### YOUR GOAL
Print every entry, word for word, and skip the images.

### DATA PROVIDED
— BEGIN —
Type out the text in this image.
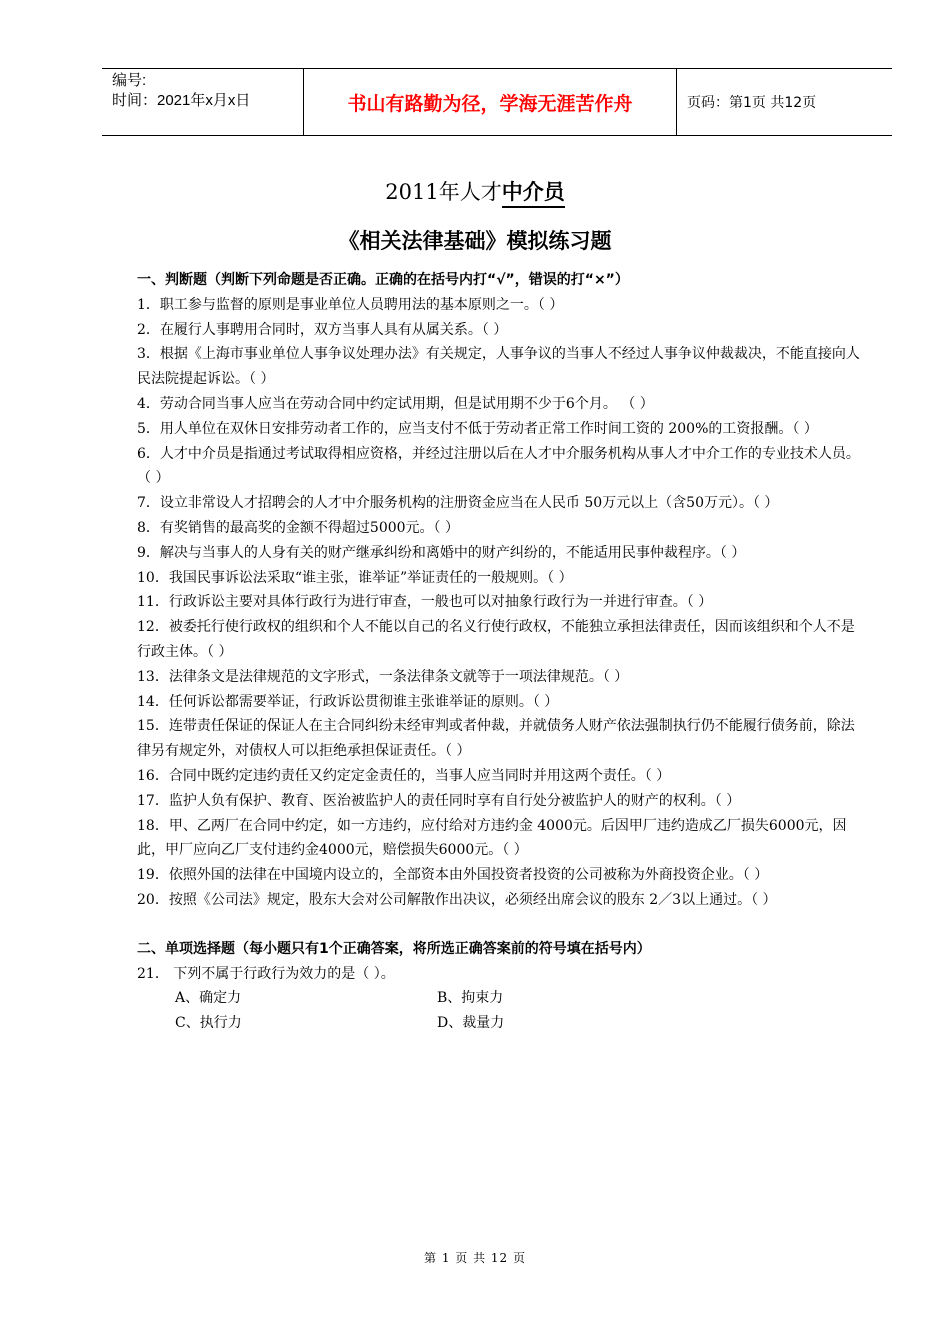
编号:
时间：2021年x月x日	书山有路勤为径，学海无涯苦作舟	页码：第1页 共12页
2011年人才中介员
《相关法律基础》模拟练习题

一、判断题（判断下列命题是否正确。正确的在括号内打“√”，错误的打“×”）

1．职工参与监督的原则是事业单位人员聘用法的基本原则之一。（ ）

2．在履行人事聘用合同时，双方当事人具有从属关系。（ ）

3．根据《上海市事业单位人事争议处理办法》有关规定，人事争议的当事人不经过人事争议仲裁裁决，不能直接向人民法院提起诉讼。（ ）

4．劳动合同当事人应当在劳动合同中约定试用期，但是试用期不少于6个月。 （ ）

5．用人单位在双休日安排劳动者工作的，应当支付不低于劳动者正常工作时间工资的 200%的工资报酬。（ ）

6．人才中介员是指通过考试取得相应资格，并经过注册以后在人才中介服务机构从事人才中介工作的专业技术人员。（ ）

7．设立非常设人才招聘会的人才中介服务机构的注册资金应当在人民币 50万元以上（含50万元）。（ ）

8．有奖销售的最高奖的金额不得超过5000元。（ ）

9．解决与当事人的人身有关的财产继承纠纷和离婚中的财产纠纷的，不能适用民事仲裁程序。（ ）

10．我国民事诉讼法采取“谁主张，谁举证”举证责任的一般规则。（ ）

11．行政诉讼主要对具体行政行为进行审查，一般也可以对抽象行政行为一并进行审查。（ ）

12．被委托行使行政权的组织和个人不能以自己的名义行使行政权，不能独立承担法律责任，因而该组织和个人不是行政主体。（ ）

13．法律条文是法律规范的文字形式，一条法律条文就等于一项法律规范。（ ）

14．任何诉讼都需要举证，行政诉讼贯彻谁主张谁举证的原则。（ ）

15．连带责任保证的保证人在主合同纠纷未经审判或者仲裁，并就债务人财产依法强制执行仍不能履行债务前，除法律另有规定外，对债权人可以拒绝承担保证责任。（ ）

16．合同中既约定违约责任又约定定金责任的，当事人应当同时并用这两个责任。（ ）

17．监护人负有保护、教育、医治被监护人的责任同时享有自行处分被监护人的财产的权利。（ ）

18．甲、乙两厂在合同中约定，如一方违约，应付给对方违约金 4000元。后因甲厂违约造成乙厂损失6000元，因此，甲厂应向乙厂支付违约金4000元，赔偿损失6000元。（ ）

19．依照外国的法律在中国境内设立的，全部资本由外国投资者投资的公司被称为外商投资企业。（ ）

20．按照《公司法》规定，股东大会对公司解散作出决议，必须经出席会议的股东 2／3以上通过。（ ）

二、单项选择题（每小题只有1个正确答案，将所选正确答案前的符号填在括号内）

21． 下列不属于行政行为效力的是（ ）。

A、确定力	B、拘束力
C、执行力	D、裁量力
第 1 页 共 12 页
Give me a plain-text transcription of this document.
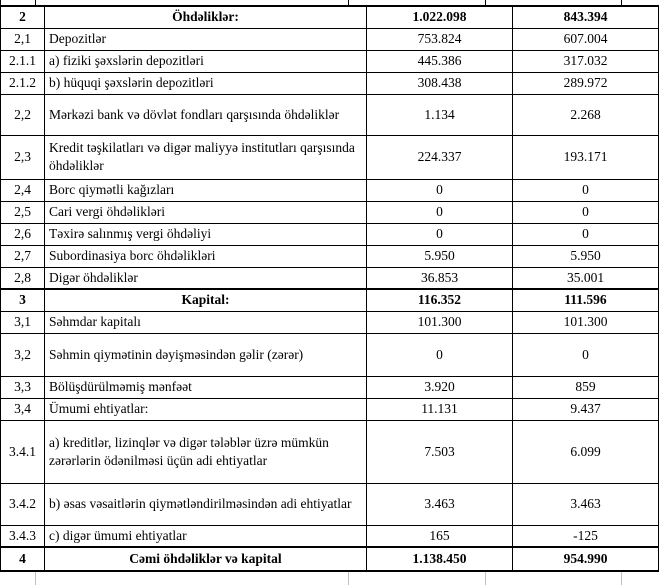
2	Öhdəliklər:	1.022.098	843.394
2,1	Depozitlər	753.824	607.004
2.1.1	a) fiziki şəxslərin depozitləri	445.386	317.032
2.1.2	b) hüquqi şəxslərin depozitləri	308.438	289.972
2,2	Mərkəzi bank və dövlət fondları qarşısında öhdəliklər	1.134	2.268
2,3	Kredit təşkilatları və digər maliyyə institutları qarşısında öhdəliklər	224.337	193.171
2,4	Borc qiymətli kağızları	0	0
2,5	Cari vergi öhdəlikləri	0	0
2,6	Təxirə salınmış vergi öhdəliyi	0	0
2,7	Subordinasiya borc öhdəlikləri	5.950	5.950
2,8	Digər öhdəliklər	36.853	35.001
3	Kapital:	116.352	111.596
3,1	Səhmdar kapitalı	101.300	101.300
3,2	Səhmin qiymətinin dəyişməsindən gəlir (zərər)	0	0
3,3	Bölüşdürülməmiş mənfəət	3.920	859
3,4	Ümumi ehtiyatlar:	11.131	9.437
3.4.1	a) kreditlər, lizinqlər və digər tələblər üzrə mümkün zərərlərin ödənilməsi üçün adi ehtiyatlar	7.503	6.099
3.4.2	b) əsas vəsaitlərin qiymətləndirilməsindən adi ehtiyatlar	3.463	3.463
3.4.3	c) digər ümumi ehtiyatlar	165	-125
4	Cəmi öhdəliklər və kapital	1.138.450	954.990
— END —
### RESPONSE
Type out the text in this image.
编号:
时间：2021年x月x日	书山有路勤为径，学海无涯苦作舟	页码：第1页 共12页
2011年人才中介员
《相关法律基础》模拟练习题

一、判断题（判断下列命题是否正确。正确的在括号内打“√”，错误的打“×”）

1．职工参与监督的原则是事业单位人员聘用法的基本原则之一。（ ）

2．在履行人事聘用合同时，双方当事人具有从属关系。（ ）

3．根据《上海市事业单位人事争议处理办法》有关规定，人事争议的当事人不经过人事争议仲裁裁决，不能直接向人民法院提起诉讼。（ ）

4．劳动合同当事人应当在劳动合同中约定试用期，但是试用期不少于6个月。 （ ）

5．用人单位在双休日安排劳动者工作的，应当支付不低于劳动者正常工作时间工资的 200%的工资报酬。（ ）

6．人才中介员是指通过考试取得相应资格，并经过注册以后在人才中介服务机构从事人才中介工作的专业技术人员。（ ）

7．设立非常设人才招聘会的人才中介服务机构的注册资金应当在人民币 50万元以上（含50万元）。（ ）

8．有奖销售的最高奖的金额不得超过5000元。（ ）

9．解决与当事人的人身有关的财产继承纠纷和离婚中的财产纠纷的，不能适用民事仲裁程序。（ ）

10．我国民事诉讼法采取“谁主张，谁举证”举证责任的一般规则。（ ）

11．行政诉讼主要对具体行政行为进行审查，一般也可以对抽象行政行为一并进行审查。（ ）

12．被委托行使行政权的组织和个人不能以自己的名义行使行政权，不能独立承担法律责任，因而该组织和个人不是行政主体。（ ）

13．法律条文是法律规范的文字形式，一条法律条文就等于一项法律规范。（ ）

14．任何诉讼都需要举证，行政诉讼贯彻谁主张谁举证的原则。（ ）

15．连带责任保证的保证人在主合同纠纷未经审判或者仲裁，并就债务人财产依法强制执行仍不能履行债务前，除法律另有规定外，对债权人可以拒绝承担保证责任。（ ）

16．合同中既约定违约责任又约定定金责任的，当事人应当同时并用这两个责任。（ ）

17．监护人负有保护、教育、医治被监护人的责任同时享有自行处分被监护人的财产的权利。（ ）

18．甲、乙两厂在合同中约定，如一方违约，应付给对方违约金 4000元。后因甲厂违约造成乙厂损失6000元，因此，甲厂应向乙厂支付违约金4000元，赔偿损失6000元。（ ）

19．依照外国的法律在中国境内设立的，全部资本由外国投资者投资的公司被称为外商投资企业。（ ）

20．按照《公司法》规定，股东大会对公司解散作出决议，必须经出席会议的股东 2／3以上通过。（ ）

二、单项选择题（每小题只有1个正确答案，将所选正确答案前的符号填在括号内）

21． 下列不属于行政行为效力的是（ ）。

A、确定力	B、拘束力
C、执行力	D、裁量力
第 1 页 共 12 页
Give me a plain-text transcription of this document.
2	Öhdəliklər:	1.022.098	843.394
2,1	Depozitlər	753.824	607.004
2.1.1	a) fiziki şəxslərin depozitləri	445.386	317.032
2.1.2	b) hüquqi şəxslərin depozitləri	308.438	289.972
2,2	Mərkəzi bank və dövlət fondları qarşısında öhdəliklər	1.134	2.268
2,3	Kredit təşkilatları və digər maliyyə institutları qarşısında öhdəliklər	224.337	193.171
2,4	Borc qiymətli kağızları	0	0
2,5	Cari vergi öhdəlikləri	0	0
2,6	Təxirə salınmış vergi öhdəliyi	0	0
2,7	Subordinasiya borc öhdəlikləri	5.950	5.950
2,8	Digər öhdəliklər	36.853	35.001
3	Kapital:	116.352	111.596
3,1	Səhmdar kapitalı	101.300	101.300
3,2	Səhmin qiymətinin dəyişməsindən gəlir (zərər)	0	0
3,3	Bölüşdürülməmiş mənfəət	3.920	859
3,4	Ümumi ehtiyatlar:	11.131	9.437
3.4.1	a) kreditlər, lizinqlər və digər tələblər üzrə mümkün zərərlərin ödənilməsi üçün adi ehtiyatlar	7.503	6.099
3.4.2	b) əsas vəsaitlərin qiymətləndirilməsindən adi ehtiyatlar	3.463	3.463
3.4.3	c) digər ümumi ehtiyatlar	165	-125
4	Cəmi öhdəliklər və kapital	1.138.450	954.990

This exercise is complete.